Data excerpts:
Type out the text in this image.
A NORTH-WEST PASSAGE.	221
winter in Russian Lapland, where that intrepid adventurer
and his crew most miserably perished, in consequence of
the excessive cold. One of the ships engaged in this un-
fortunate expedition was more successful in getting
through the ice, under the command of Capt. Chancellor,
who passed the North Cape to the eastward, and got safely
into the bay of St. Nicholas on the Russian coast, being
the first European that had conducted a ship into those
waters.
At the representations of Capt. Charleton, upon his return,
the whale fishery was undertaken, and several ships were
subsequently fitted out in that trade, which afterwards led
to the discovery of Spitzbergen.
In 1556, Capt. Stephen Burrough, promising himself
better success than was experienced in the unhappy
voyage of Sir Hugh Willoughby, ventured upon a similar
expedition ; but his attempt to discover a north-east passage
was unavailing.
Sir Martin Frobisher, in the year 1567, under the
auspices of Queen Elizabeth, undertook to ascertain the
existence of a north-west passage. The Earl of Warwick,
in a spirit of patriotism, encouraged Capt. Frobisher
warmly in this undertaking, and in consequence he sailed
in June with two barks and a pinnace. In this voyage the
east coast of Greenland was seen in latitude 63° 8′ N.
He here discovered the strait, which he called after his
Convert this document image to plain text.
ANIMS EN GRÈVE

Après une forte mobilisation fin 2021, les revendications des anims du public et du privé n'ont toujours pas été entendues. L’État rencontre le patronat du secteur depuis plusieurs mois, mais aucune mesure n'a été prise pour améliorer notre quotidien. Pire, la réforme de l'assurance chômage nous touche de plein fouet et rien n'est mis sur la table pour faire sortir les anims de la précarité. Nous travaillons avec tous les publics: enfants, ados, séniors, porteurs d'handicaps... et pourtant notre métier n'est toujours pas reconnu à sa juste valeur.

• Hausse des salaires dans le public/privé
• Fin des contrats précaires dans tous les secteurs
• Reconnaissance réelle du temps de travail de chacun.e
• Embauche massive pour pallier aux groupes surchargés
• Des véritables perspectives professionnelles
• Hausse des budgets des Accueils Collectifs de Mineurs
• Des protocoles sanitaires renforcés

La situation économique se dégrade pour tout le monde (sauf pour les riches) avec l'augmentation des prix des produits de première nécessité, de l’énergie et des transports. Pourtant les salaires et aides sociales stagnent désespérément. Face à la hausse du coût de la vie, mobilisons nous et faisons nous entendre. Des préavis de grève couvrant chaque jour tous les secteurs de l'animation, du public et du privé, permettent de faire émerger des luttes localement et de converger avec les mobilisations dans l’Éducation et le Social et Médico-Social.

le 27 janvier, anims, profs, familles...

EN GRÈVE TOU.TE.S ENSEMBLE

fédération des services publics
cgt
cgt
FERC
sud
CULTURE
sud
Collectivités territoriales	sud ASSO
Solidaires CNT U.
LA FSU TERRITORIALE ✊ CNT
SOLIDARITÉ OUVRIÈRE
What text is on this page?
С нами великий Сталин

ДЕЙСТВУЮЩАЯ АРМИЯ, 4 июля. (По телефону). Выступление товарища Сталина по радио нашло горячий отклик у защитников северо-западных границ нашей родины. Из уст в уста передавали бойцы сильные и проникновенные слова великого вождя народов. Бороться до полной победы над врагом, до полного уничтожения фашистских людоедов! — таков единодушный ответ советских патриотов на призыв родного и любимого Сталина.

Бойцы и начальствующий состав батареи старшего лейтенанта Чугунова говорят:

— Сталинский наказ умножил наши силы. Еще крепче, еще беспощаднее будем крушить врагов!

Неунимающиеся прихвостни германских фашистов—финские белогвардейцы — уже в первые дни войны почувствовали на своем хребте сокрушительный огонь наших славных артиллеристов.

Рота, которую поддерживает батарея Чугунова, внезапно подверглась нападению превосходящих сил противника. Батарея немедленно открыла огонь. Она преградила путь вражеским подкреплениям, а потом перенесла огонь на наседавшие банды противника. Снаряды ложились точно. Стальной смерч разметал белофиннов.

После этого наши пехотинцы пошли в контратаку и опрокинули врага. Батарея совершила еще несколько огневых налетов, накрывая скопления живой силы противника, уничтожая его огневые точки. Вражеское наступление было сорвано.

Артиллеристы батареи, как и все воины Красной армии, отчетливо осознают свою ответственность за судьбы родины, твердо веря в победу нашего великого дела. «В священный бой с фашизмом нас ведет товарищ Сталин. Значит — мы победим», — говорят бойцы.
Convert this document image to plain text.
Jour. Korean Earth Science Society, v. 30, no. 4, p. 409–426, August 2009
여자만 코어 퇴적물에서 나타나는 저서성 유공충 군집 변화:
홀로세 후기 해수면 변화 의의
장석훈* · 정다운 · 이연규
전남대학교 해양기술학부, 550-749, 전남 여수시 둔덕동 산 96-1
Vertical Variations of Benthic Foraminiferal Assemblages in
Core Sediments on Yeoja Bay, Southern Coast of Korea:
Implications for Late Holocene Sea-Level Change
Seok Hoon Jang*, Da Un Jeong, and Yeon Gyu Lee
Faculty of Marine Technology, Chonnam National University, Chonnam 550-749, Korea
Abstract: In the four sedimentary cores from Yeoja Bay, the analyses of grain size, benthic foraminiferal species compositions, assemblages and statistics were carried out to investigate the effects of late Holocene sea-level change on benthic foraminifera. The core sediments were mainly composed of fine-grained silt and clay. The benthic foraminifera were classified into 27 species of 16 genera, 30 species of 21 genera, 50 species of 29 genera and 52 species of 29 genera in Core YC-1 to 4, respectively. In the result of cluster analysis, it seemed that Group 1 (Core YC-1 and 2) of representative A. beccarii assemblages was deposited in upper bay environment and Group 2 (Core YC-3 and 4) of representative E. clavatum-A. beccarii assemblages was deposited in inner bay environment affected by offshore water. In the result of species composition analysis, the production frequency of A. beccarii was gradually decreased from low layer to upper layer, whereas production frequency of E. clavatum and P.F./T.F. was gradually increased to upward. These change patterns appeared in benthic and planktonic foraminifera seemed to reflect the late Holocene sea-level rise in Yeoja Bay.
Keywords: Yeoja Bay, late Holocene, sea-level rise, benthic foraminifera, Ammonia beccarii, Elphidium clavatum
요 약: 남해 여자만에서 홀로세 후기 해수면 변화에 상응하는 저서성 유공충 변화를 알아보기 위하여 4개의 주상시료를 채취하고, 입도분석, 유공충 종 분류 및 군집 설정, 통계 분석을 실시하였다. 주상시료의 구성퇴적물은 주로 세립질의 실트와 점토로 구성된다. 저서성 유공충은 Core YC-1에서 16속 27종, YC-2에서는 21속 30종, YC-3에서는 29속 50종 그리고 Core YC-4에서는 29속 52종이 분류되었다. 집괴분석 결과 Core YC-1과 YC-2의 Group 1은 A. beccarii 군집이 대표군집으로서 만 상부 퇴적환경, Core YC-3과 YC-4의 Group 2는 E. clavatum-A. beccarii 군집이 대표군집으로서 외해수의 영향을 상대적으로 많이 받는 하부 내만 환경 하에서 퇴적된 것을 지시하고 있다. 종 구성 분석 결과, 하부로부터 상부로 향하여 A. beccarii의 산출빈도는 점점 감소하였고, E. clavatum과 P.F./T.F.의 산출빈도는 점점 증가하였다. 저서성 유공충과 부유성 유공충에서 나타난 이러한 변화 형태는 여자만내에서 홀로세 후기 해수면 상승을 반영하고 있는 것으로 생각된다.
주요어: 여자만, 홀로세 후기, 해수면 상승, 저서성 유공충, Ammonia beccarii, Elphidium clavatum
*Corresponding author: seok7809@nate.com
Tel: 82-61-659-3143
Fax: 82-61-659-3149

__To do__.
Find how many lines in the records contain the string "Russian", then give the number alone.

__Right answer__.
2